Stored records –
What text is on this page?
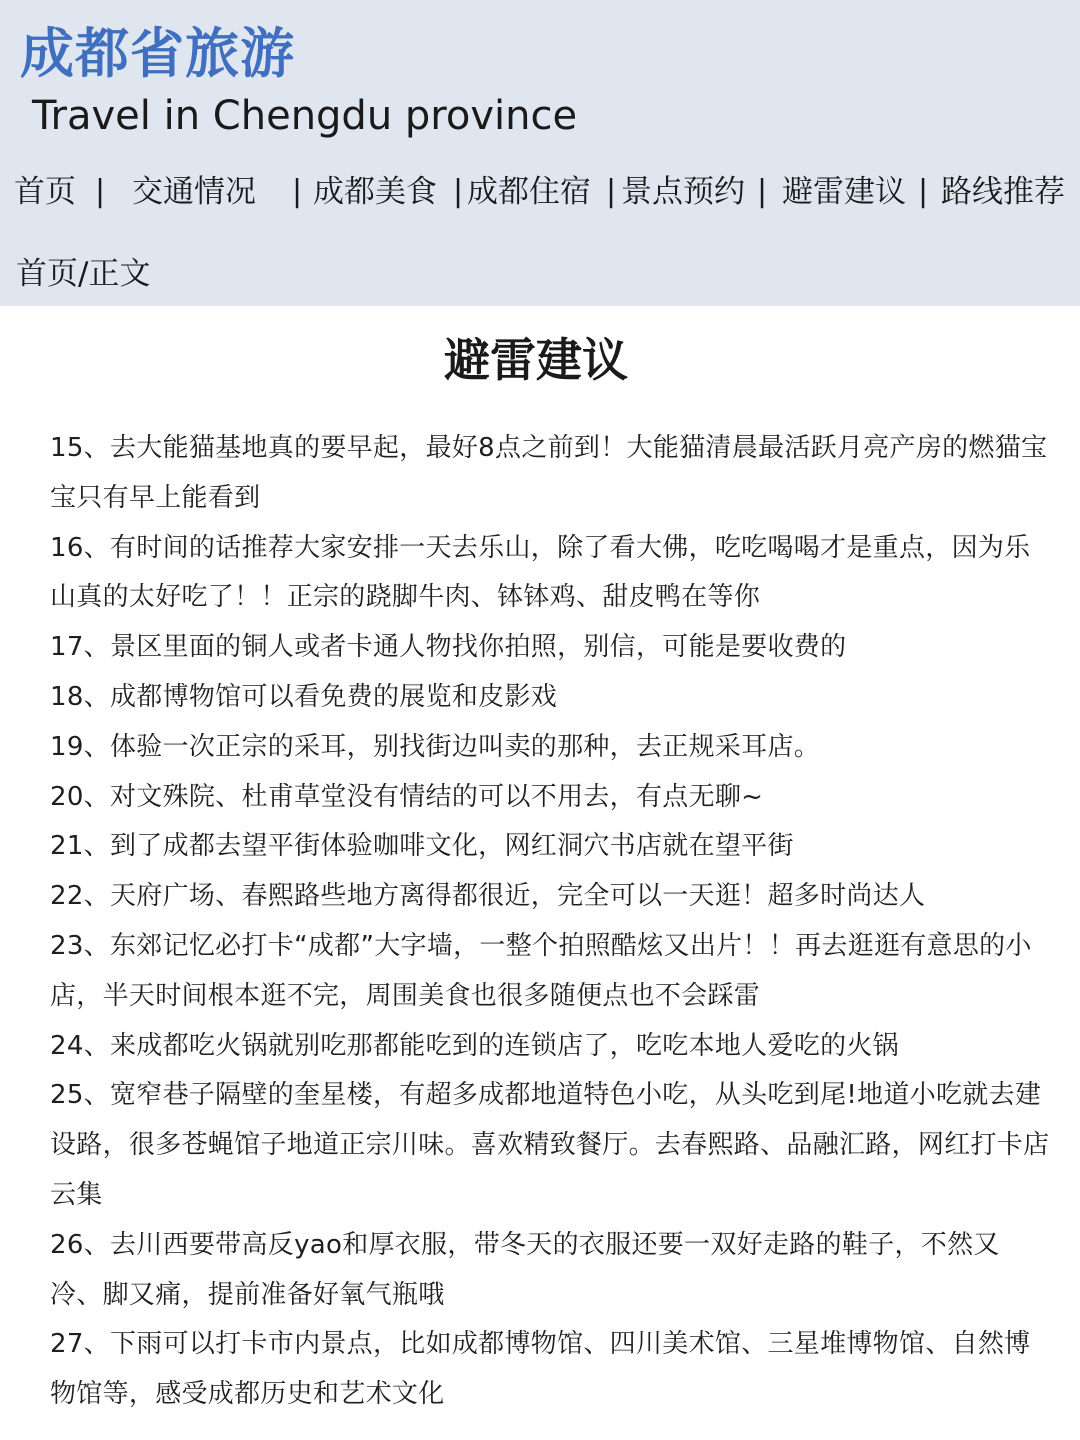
成都省旅游
Travel in Chengdu province
首页 | 交通情况 | 成都美食 | 成都住宿 | 景点预约 | 避雷建议 | 路线推荐
首页/正文
避雷建议
15、去大能猫基地真的要早起，最好8点之前到！大能猫清晨最活跃月亮产房的燃猫宝宝只有早上能看到
16、有时间的话推荐大家安排一天去乐山，除了看大佛，吃吃喝喝才是重点，因为乐山真的太好吃了！！正宗的跷脚牛肉、钵钵鸡、甜皮鸭在等你
17、景区里面的铜人或者卡通人物找你拍照，别信，可能是要收费的
18、成都博物馆可以看免费的展览和皮影戏
19、体验一次正宗的采耳，别找街边叫卖的那种，去正规采耳店。
20、对文殊院、杜甫草堂没有情结的可以不用去，有点无聊~
21、到了成都去望平街体验咖啡文化，网红洞穴书店就在望平街
22、天府广场、春熙路些地方离得都很近，完全可以一天逛！超多时尚达人
23、东郊记忆必打卡“成都”大字墙，一整个拍照酷炫又出片！！再去逛逛有意思的小店，半天时间根本逛不完，周围美食也很多随便点也不会踩雷
24、来成都吃火锅就别吃那都能吃到的连锁店了，吃吃本地人爱吃的火锅
25、宽窄巷子隔壁的奎星楼，有超多成都地道特色小吃，从头吃到尾!地道小吃就去建设路，很多苍蝇馆子地道正宗川味。喜欢精致餐厅。去春熙路、品融汇路，网红打卡店云集
26、去川西要带高反yao和厚衣服，带冬天的衣服还要一双好走路的鞋子，不然又冷、脚又痛，提前准备好氧气瓶哦
27、下雨可以打卡市内景点，比如成都博物馆、四川美术馆、三星堆博物馆、自然博物馆等，感受成都历史和艺术文化
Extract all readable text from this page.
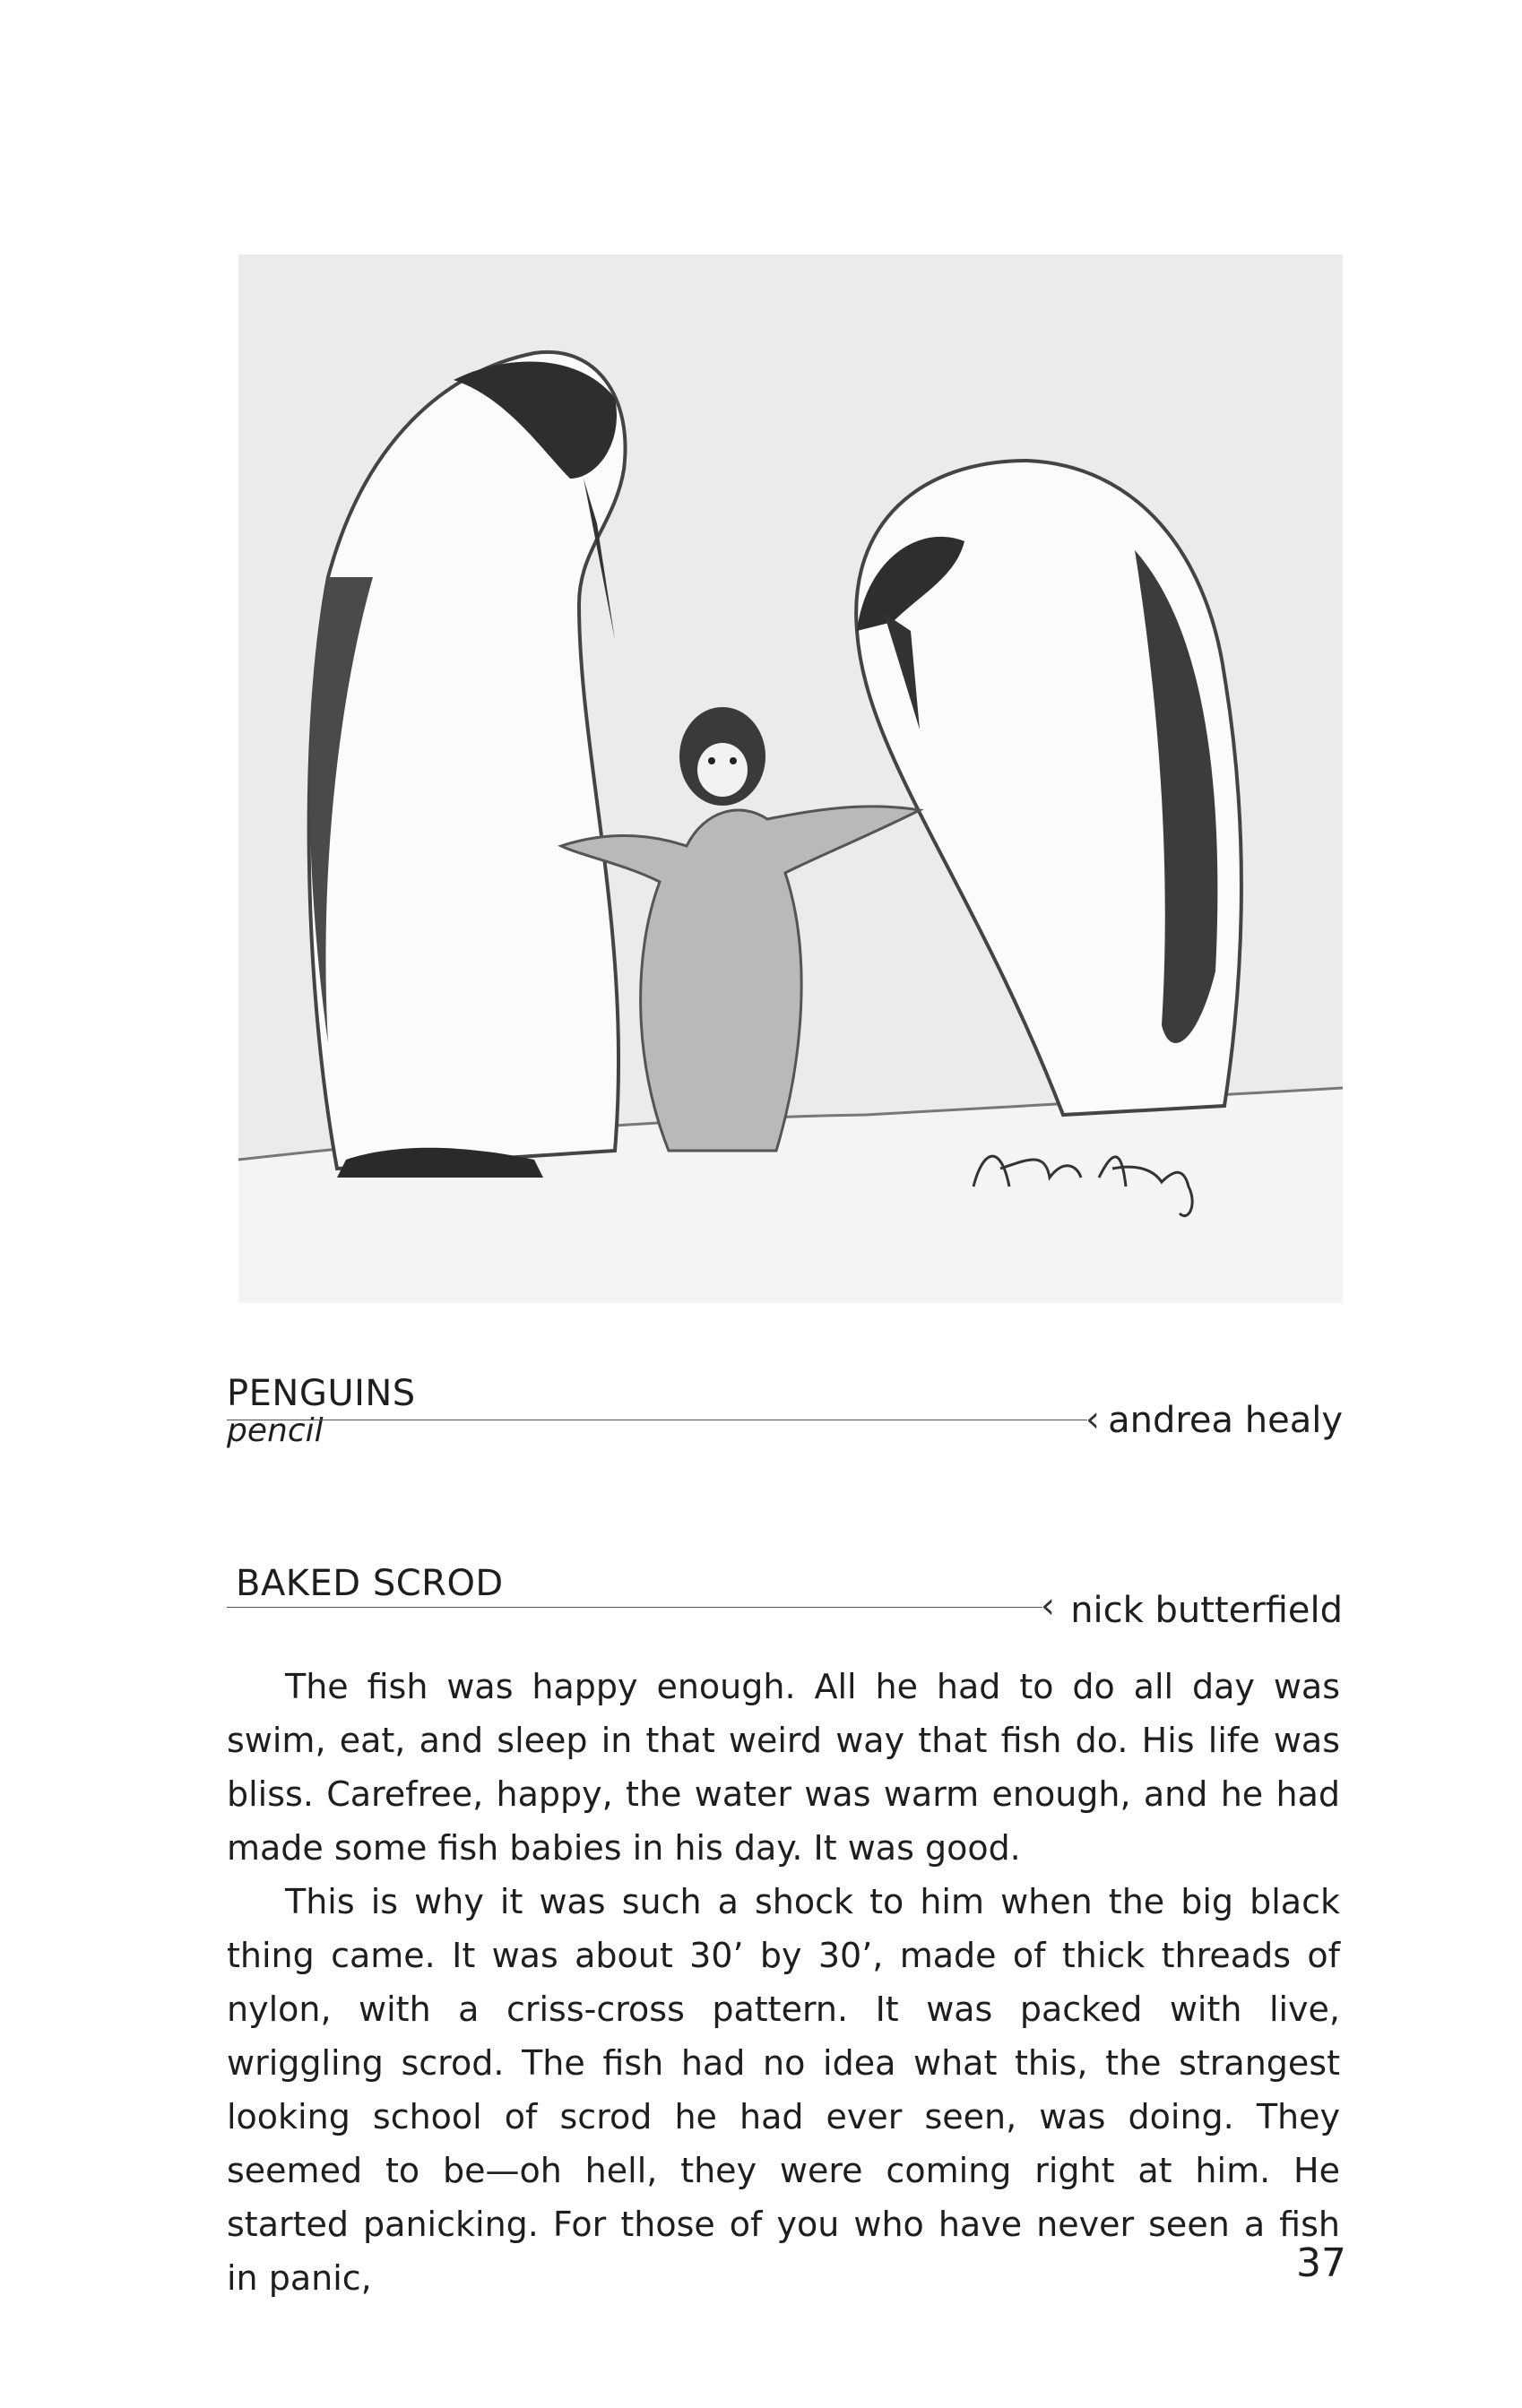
PENGUINS
pencil	‹ andrea healy
BAKED SCROD
‹ nick butterfield

The fish was happy enough. All he had to do all day was swim, eat, and sleep in that weird way that fish do. His life was bliss. Carefree, happy, the water was warm enough, and he had made some fish babies in his day. It was good.

This is why it was such a shock to him when the big black thing came. It was about 30’ by 30’, made of thick threads of nylon, with a criss-cross pattern. It was packed with live, wriggling scrod. The fish had no idea what this, the strangest looking school of scrod he had ever seen, was doing. They seemed to be—oh hell, they were coming right at him. He started panicking. For those of you who have never seen a fish in panic,	37
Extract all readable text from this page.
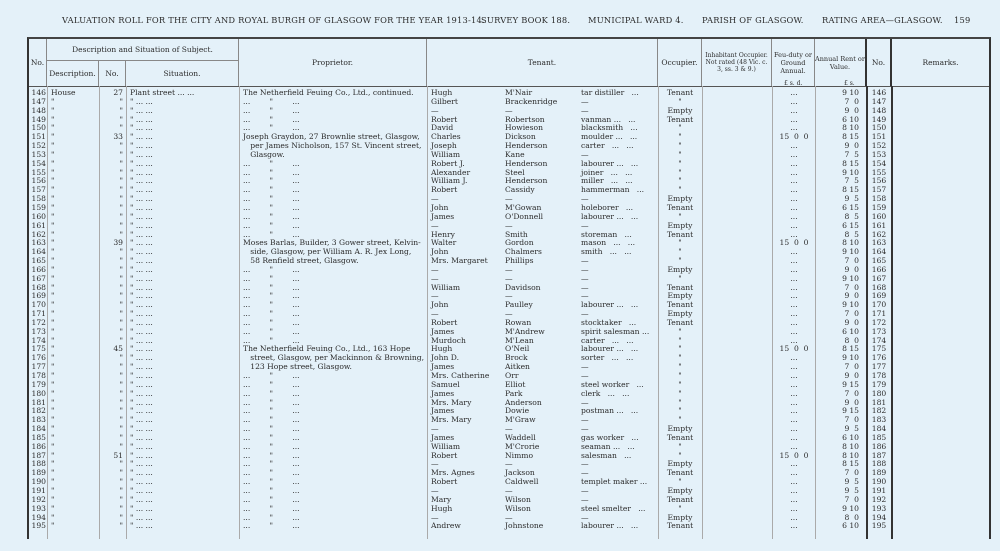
VALUATION ROLL FOR THE CITY AND ROYAL BURGH OF GLASGOW FOR THE YEAR 1913-14.
SURVEY BOOK 188. MUNICIPAL WARD 4. PARISH OF GLASGOW. RATING AREA—GLASGOW. 159
No.
Description and Situation of Subject.
Description.	No.	Situation.
Proprietor.	Tenant.	Occupier.
Inhabitant Occupier. Not rated (48 Vic. c. 3, ss. 3 & 9.)
Feu-duty or Ground Annual.
Annual Rent or Value.	No.	Remarks.
£ s. d.	£ s.
146 House	27 Plant street ... ...	The Netherfield Feuing Co., Ltd., continued.	Hugh	M'Nair	tar distiller   ...	Tenant	...	9 10	146
147 "	" " ... ...	...        "        ...	Gilbert	Brackenridge	—	"	...	7  0	147
148 "	" " ... ...	...        "        ...	—	—	—	Empty	...	9  0	148
149 "	" " ... ...	...        "        ...	Robert	Robertson	vanman ...   ...	Tenant	...	6 10	149
150 "	" " ... ...	...        "        ...	David	Howieson	blacksmith   ...	"	...	8 10	150
151 "	33 " ... ...	Joseph Graydon, 27 Brownlie street, Glasgow,	Charles	Dickson	moulder ...   ...	"	15  0  0	8 15	151
152 "	" " ... ...	per James Nicholson, 157 St. Vincent street,	Joseph	Henderson	carter   ...   ...	"	...	9  0	152
153 "	" " ... ...	Glasgow.	William	Kane	—	"	...	7  5	153
154 "	" " ... ...	...        "        ...	Robert J.	Henderson	labourer ...   ...	"	...	8 15	154
155 "	" " ... ...	...        "        ...	Alexander	Steel	joiner   ...   ...	"	...	9 10	155
156 "	" " ... ...	...        "        ...	William J.	Henderson	miller   ...   ...	"	...	7  5	156
157 "	" " ... ...	...        "        ...	Robert	Cassidy	hammerman   ...	"	...	8 15	157
158 "	" " ... ...	...        "        ...	—	—	—	Empty	...	9  5	158
159 "	" " ... ...	...        "        ...	John	M'Gowan	holeborer   ...	Tenant	...	6 15	159
160 "	" " ... ...	...        "        ...	James	O'Donnell	labourer ...   ...	"	...	8  5	160
161 "	" " ... ...	...        "        ...	—	—	—	Empty	...	6 15	161
162 "	" " ... ...	...        "        ...	Henry	Smith	storeman   ...	Tenant	...	8  5	162
163 "	39 " ... ...	Moses Barlas, Builder, 3 Gower street, Kelvin-	Walter	Gordon	mason   ...   ...	"	15  0  0	8 10	163
164 "	" " ... ...	side, Glasgow, per William A. R. Jex Long,	John	Chalmers	smith   ...   ...	"	...	9 10	164
165 "	" " ... ...	58 Renfield street, Glasgow.	Mrs. Margaret	Phillips	—	"	...	7  0	165
166 "	" " ... ...	...        "        ...	—	—	—	Empty	...	9  0	166
167 "	" " ... ...	...        "        ...	—	—	—	"	...	9 10	167
168 "	" " ... ...	...        "        ...	William	Davidson	—	Tenant	...	7  0	168
169 "	" " ... ...	...        "        ...	—	—	—	Empty	...	9  0	169
170 "	" " ... ...	...        "        ...	John	Paulley	labourer ...   ...	Tenant	...	9 10	170
171 "	" " ... ...	...        "        ...	—	—	—	Empty	...	7  0	171
172 "	" " ... ...	...        "        ...	Robert	Rowan	stocktaker   ...	Tenant	...	9  0	172
173 "	" " ... ...	...        "        ...	James	M'Andrew	spirit salesman ...	"	...	6 10	173
174 "	" " ... ...	...        "        ...	Murdoch	M'Lean	carter   ...   ...	"	...	8  0	174
175 "	45 " ... ...	The Netherfield Feuing Co., Ltd., 163 Hope	Hugh	O'Neil	labourer ...   ...	"	15  0  0	8 15	175
176 "	" " ... ...	street, Glasgow, per Mackinnon & Browning, John D.	Brock	sorter   ...   ...	"	...	9 10	176
177 "	" " ... ...	123 Hope street, Glasgow.	James	Aitken	—	"	...	7  0	177
178 "	" " ... ...	...        "        ...	Mrs. Catherine	Orr	—	"	...	9  0	178
179 "	" " ... ...	...        "        ...	Samuel	Elliot	steel worker   ...	"	...	9 15	179
180 "	" " ... ...	...        "        ...	James	Park	clerk   ...   ...	"	...	7  0	180
181 "	" " ... ...	...        "        ...	Mrs. Mary	Anderson	—	"	...	9  0	181
182 "	" " ... ...	...        "        ...	James	Dowie	postman ...   ...	"	...	9 15	182
183 "	" " ... ...	...        "        ...	Mrs. Mary	M'Graw	—	"	...	7  0	183
184 "	" " ... ...	...        "        ...	—	—	—	Empty	...	9  5	184
185 "	" " ... ...	...        "        ...	James	Waddell	gas worker   ...	Tenant	...	6 10	185
186 "	" " ... ...	...        "        ...	William	M'Crorie	seaman ...   ...	"	...	8 10	186
187 "	51 " ... ...	...        "        ...	Robert	Nimmo	salesman   ...	"	15  0  0	8 10	187
188 "	" " ... ...	...        "        ...	—	—	—	Empty	...	8 15	188
189 "	" " ... ...	...        "        ...	Mrs. Agnes	Jackson	—	Tenant	...	7  0	189
190 "	" " ... ...	...        "        ...	Robert	Caldwell	templet maker ...	"	...	9  5	190
191 "	" " ... ...	...        "        ...	—	—	—	Empty	...	9  5	191
192 "	" " ... ...	...        "        ...	Mary	Wilson	—	Tenant	...	7  0	192
193 "	" " ... ...	...        "        ...	Hugh	Wilson	steel smelter   ...	"	...	9 10	193
194 "	" " ... ...	...        "        ...	—	—	—	Empty	...	8  0	194
195 "	" " ... ...	...        "        ...	Andrew	Johnstone	labourer ...   ...	Tenant	...	6 10	195
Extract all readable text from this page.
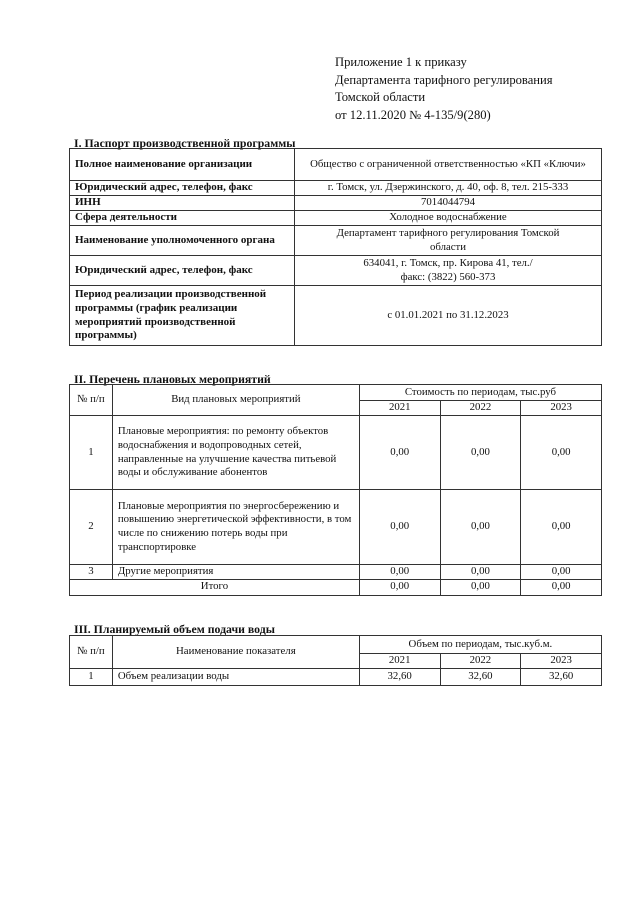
Приложение 1 к приказу
Департамента тарифного регулирования
Томской области
от 12.11.2020 № 4-135/9(280)
I. Паспорт производственной программы
Полное наименование организации	Общество с ограниченной ответственностью «КП «Ключи»
Юридический адрес, телефон, факс	г. Томск, ул. Дзержинского, д. 40, оф. 8, тел. 215-333
ИНН	7014044794
Сфера деятельности	Холодное водоснабжение
Наименование уполномоченного органа	Департамент тарифного регулирования Томской области
Юридический адрес, телефон, факс	634041, г. Томск, пр. Кирова 41, тел./факс: (3822) 560-373
Период реализации производственной программы (график реализации мероприятий производственной программы)	с 01.01.2021 по 31.12.2023
II. Перечень плановых мероприятий
№ п/п	Вид плановых мероприятий	Стоимость по периодам, тыс.руб		
		2021	2022	2023
1	Плановые мероприятия: по ремонту объектов водоснабжения и водопроводных сетей, направленные на улучшение качества питьевой воды и обслуживание абонентов	0,00	0,00	0,00
2	Плановые мероприятия по энергосбережению и повышению энергетической эффективности, в том числе по снижению потерь воды при транспортировке	0,00	0,00	0,00
3	Другие мероприятия	0,00	0,00	0,00
Итого		0,00	0,00	0,00
III. Планируемый объем подачи воды
№ п/п	Наименование показателя	Объем по периодам, тыс.куб.м.		
		2021	2022	2023
1	Объем реализации воды	32,60	32,60	32,60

What to work on – Select every line of the records holding the string "William".

Output of the exercise –
153 "	" " ... ...	Glasgow.	William	Kane	—	"	...	7  5	153
156 "	" " ... ...	...        "        ...	William J.	Henderson	miller   ...   ...	"	...	7  5	156
164 "	" " ... ...	side, Glasgow, per William A. R. Jex Long,	John	Chalmers	smith   ...   ...	"	...	9 10	164
168 "	" " ... ...	...        "        ...	William	Davidson	—	Tenant	...	7  0	168
186 "	" " ... ...	...        "        ...	William	M'Crorie	seaman ...   ...	"	...	8 10	186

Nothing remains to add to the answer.